Stored data
***

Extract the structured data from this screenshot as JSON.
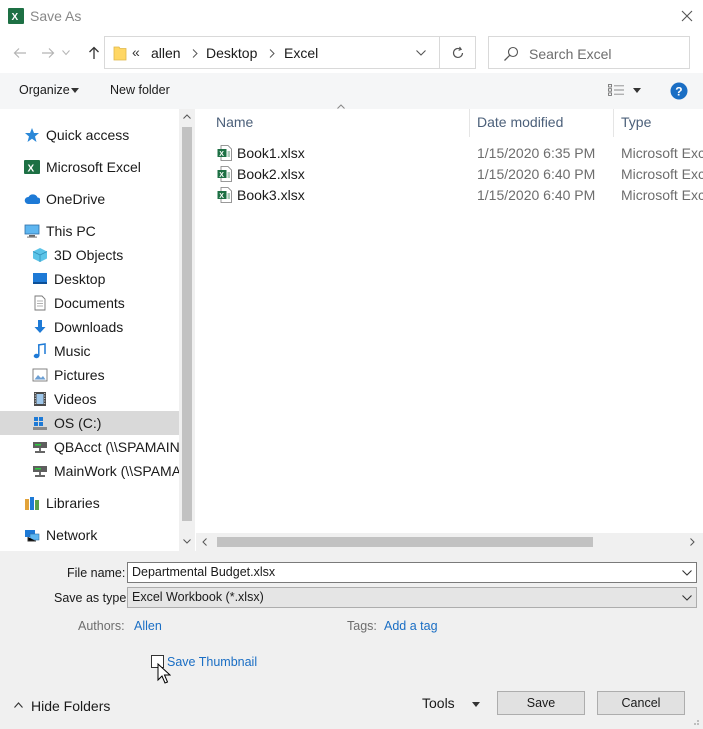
{
  "window": {
    "title": "Save As"
  },
  "address": {
    "overflow": "«",
    "breadcrumbs": [
      "allen",
      "Desktop",
      "Excel"
    ]
  },
  "search": {
    "placeholder": "Search Excel"
  },
  "toolbar": {
    "organize": "Organize",
    "new_folder": "New folder"
  },
  "nav": {
    "items": [
      {
        "label": "Quick access",
        "icon": "star-icon"
      },
      {
        "label": "Microsoft Excel",
        "icon": "excel-icon"
      },
      {
        "label": "OneDrive",
        "icon": "cloud-icon"
      },
      {
        "label": "This PC",
        "icon": "computer-icon"
      },
      {
        "label": "3D Objects",
        "icon": "cube-icon"
      },
      {
        "label": "Desktop",
        "icon": "desktop-icon"
      },
      {
        "label": "Documents",
        "icon": "document-icon"
      },
      {
        "label": "Downloads",
        "icon": "download-icon"
      },
      {
        "label": "Music",
        "icon": "music-icon"
      },
      {
        "label": "Pictures",
        "icon": "pictures-icon"
      },
      {
        "label": "Videos",
        "icon": "video-icon"
      },
      {
        "label": "OS (C:)",
        "icon": "drive-icon",
        "selected": true
      },
      {
        "label": "QBAcct (\\\\SPAMAIN)",
        "icon": "network-drive-icon"
      },
      {
        "label": "MainWork (\\\\SPAMA",
        "icon": "network-drive-icon"
      },
      {
        "label": "Libraries",
        "icon": "libraries-icon"
      },
      {
        "label": "Network",
        "icon": "network-icon"
      }
    ]
  },
  "files": {
    "columns": {
      "name": "Name",
      "date": "Date modified",
      "type": "Type"
    },
    "rows": [
      {
        "name": "Book1.xlsx",
        "date": "1/15/2020 6:35 PM",
        "type": "Microsoft Excel"
      },
      {
        "name": "Book2.xlsx",
        "date": "1/15/2020 6:40 PM",
        "type": "Microsoft Excel"
      },
      {
        "name": "Book3.xlsx",
        "date": "1/15/2020 6:40 PM",
        "type": "Microsoft Excel"
      }
    ]
  },
  "form": {
    "file_name_label": "File name:",
    "file_name_value": "Departmental Budget.xlsx",
    "save_type_label": "Save as type:",
    "save_type_value": "Excel Workbook (*.xlsx)",
    "authors_label": "Authors:",
    "authors_value": "Allen",
    "tags_label": "Tags:",
    "tags_value": "Add a tag",
    "thumbnail_label": "Save Thumbnail"
  },
  "footer": {
    "hide_folders": "Hide Folders",
    "tools": "Tools",
    "save": "Save",
    "cancel": "Cancel"
  },
  "colors": {
    "accent": "#1a6ec4",
    "excel_green": "#1d7044",
    "selection": "#d9d9d9"
  }
}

***

● **Goal**
Restate each of the entries above word for word and skip every image.

● **Task output**
Extract the structured data from this screenshot as JSON.
{
  "window": {
    "title": "Save As"
  },
  "address": {
    "overflow": "«",
    "breadcrumbs": [
      "allen",
      "Desktop",
      "Excel"
    ]
  },
  "search": {
    "placeholder": "Search Excel"
  },
  "toolbar": {
    "organize": "Organize",
    "new_folder": "New folder"
  },
  "nav": {
    "items": [
      {
        "label": "Quick access",
        "icon": "star-icon"
      },
      {
        "label": "Microsoft Excel",
        "icon": "excel-icon"
      },
      {
        "label": "OneDrive",
        "icon": "cloud-icon"
      },
      {
        "label": "This PC",
        "icon": "computer-icon"
      },
      {
        "label": "3D Objects",
        "icon": "cube-icon"
      },
      {
        "label": "Desktop",
        "icon": "desktop-icon"
      },
      {
        "label": "Documents",
        "icon": "document-icon"
      },
      {
        "label": "Downloads",
        "icon": "download-icon"
      },
      {
        "label": "Music",
        "icon": "music-icon"
      },
      {
        "label": "Pictures",
        "icon": "pictures-icon"
      },
      {
        "label": "Videos",
        "icon": "video-icon"
      },
      {
        "label": "OS (C:)",
        "icon": "drive-icon",
        "selected": true
      },
      {
        "label": "QBAcct (\\\\SPAMAIN)",
        "icon": "network-drive-icon"
      },
      {
        "label": "MainWork (\\\\SPAMA",
        "icon": "network-drive-icon"
      },
      {
        "label": "Libraries",
        "icon": "libraries-icon"
      },
      {
        "label": "Network",
        "icon": "network-icon"
      }
    ]
  },
  "files": {
    "columns": {
      "name": "Name",
      "date": "Date modified",
      "type": "Type"
    },
    "rows": [
      {
        "name": "Book1.xlsx",
        "date": "1/15/2020 6:35 PM",
        "type": "Microsoft Excel"
      },
      {
        "name": "Book2.xlsx",
        "date": "1/15/2020 6:40 PM",
        "type": "Microsoft Excel"
      },
      {
        "name": "Book3.xlsx",
        "date": "1/15/2020 6:40 PM",
        "type": "Microsoft Excel"
      }
    ]
  },
  "form": {
    "file_name_label": "File name:",
    "file_name_value": "Departmental Budget.xlsx",
    "save_type_label": "Save as type:",
    "save_type_value": "Excel Workbook (*.xlsx)",
    "authors_label": "Authors:",
    "authors_value": "Allen",
    "tags_label": "Tags:",
    "tags_value": "Add a tag",
    "thumbnail_label": "Save Thumbnail"
  },
  "footer": {
    "hide_folders": "Hide Folders",
    "tools": "Tools",
    "save": "Save",
    "cancel": "Cancel"
  },
  "colors": {
    "accent": "#1a6ec4",
    "excel_green": "#1d7044",
    "selection": "#d9d9d9"
  }
}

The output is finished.